Go over the entries below line by line, copying each one that contains the word "this".

= = = = = = =

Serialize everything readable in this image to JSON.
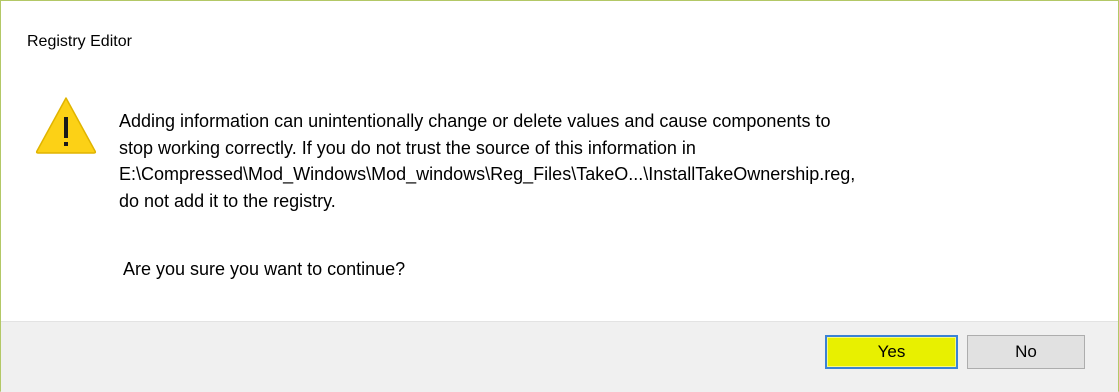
{
  "window": {
    "title": "Registry Editor"
  },
  "dialog": {
    "icon": "warning-icon",
    "icon_color": "#fcd116",
    "message_lines": [
      "Adding information can unintentionally change or delete values and cause components to",
      "stop working correctly. If you do not trust the source of this information in",
      "E:\\Compressed\\Mod_Windows\\Mod_windows\\Reg_Files\\TakeO...\\InstallTakeOwnership.reg,",
      "do not add it to the registry."
    ],
    "question": "Are you sure you want to continue?"
  },
  "buttons": {
    "yes_label": "Yes",
    "no_label": "No",
    "yes_highlight_color": "#e8f000",
    "focus_border_color": "#3b82d6"
  }
}
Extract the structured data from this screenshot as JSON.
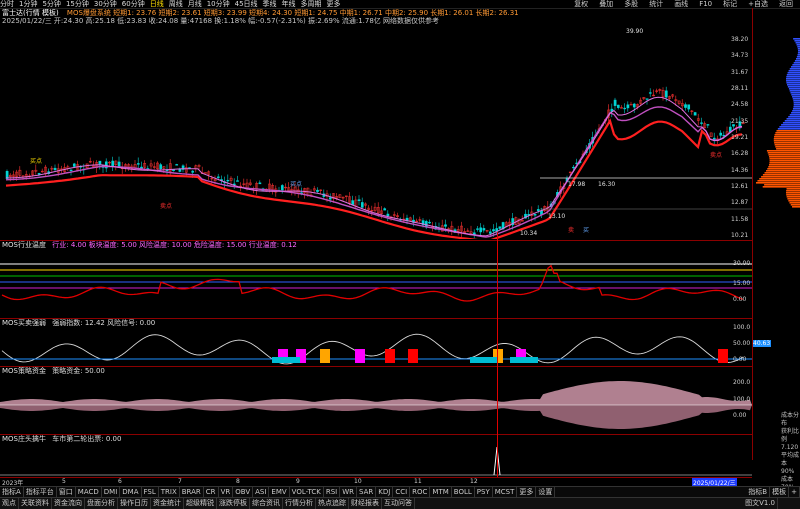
{
  "toolbar": {
    "items": [
      "分时",
      "1分钟",
      "5分钟",
      "15分钟",
      "30分钟",
      "60分钟",
      "日线",
      "周线",
      "月线",
      "10分钟",
      "45日线",
      "季线",
      "年线",
      "多周期",
      "更多"
    ],
    "selected": "日线",
    "right_buttons": [
      "复权",
      "叠加",
      "多股",
      "统计",
      "画线",
      "F10",
      "标记",
      "+自选",
      "返回"
    ]
  },
  "info": {
    "stock_name": "富士达(行情 模板)",
    "line1_values": "MOS爆盘系统 短期1: 23.76 短期2: 23.61 短期3: 23.99 短期4: 24.30 短期1: 24.75 中期1: 26.71 中期2: 25.90 长期1: 26.01 长期2: 26.31",
    "line2_values": "2025/01/22/三 开:24.30 高:25.18 低:23.83 收:24.08 量:47168 换:1.18% 幅:-0.57(-2.31%) 振:2.69% 流通:1.78亿 网络数据仅供参考"
  },
  "main_chart": {
    "y_ticks": [
      "38.20",
      "34.73",
      "31.67",
      "28.11",
      "24.58",
      "21.35",
      "19.21",
      "16.28",
      "14.36",
      "12.61",
      "12.87",
      "11.58",
      "10.21"
    ],
    "price_labels": {
      "high": "39.90",
      "box_top": "17.98",
      "box_top2": "16.30",
      "box_low": "13.10",
      "low": "10.34"
    },
    "annotations": [
      "买点",
      "卖点",
      "买点",
      "卖点",
      "卖",
      "买"
    ]
  },
  "sub1": {
    "title": "MOS行业温度",
    "values": "行业: 4.00 板块温度: 5.00 风险温度: 10.00 危险温度: 15.00 行业温度: 0.12",
    "y_ticks": [
      "30.00",
      "15.00",
      "0.00"
    ]
  },
  "sub2": {
    "title": "MOS买卖强弱",
    "values": "强弱指数: 12.42 风险信号: 0.00",
    "y_ticks": [
      "100.0",
      "50.00",
      "0.00"
    ],
    "current": "40.63"
  },
  "sub3": {
    "title": "MOS策略资金",
    "values": "策略资金: 50.00",
    "y_ticks": [
      "200.0",
      "100.0",
      "0.00"
    ]
  },
  "sub4": {
    "title": "MOS庄头擒牛",
    "values": "车市第二轮出票: 0.00"
  },
  "time_axis": {
    "labels": [
      "2023年",
      "5",
      "6",
      "7",
      "8",
      "9",
      "10",
      "11",
      "12",
      "2025/01/22/三"
    ]
  },
  "indicator_tabs": [
    "指标A",
    "指标平台",
    "窗口",
    "MACD",
    "DMI",
    "DMA",
    "FSL",
    "TRIX",
    "BRAR",
    "CR",
    "VR",
    "OBV",
    "ASI",
    "EMV",
    "VOL-TCK",
    "RSI",
    "WR",
    "SAR",
    "KDJ",
    "CCI",
    "ROC",
    "MTM",
    "BOLL",
    "PSY",
    "MCST",
    "更多",
    "设置"
  ],
  "indicator_right": [
    "指标B",
    "模板",
    "+"
  ],
  "bottom_tabs": [
    "观点",
    "关联资料",
    "资金流向",
    "盘面分析",
    "操作日历",
    "资金统计",
    "超级精锐",
    "涨跌停板",
    "综合资讯",
    "行情分析",
    "热点追踪",
    "财经报表",
    "互动问答"
  ],
  "bottom_right": "图文V1.0",
  "right_panel": {
    "labels": [
      "成本分布",
      "获利比例",
      "7.120",
      "平均成本"
    ],
    "values": [
      "90%成本",
      "70%成本"
    ]
  },
  "colors": {
    "bg": "#000000",
    "up": "#ff3333",
    "down": "#00d4d4",
    "ma_red": "#ff2020",
    "ma_purple": "#d060d0",
    "highlight": "#ffe000",
    "cost_orange": "#ff6600"
  }
}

= = = = = = =

▸ **The solution**:
Serialize everything readable in this image to JSON.
      "stop working correctly. If you do not trust the source of this information in",
Extract the structured data from this screenshot as JSON.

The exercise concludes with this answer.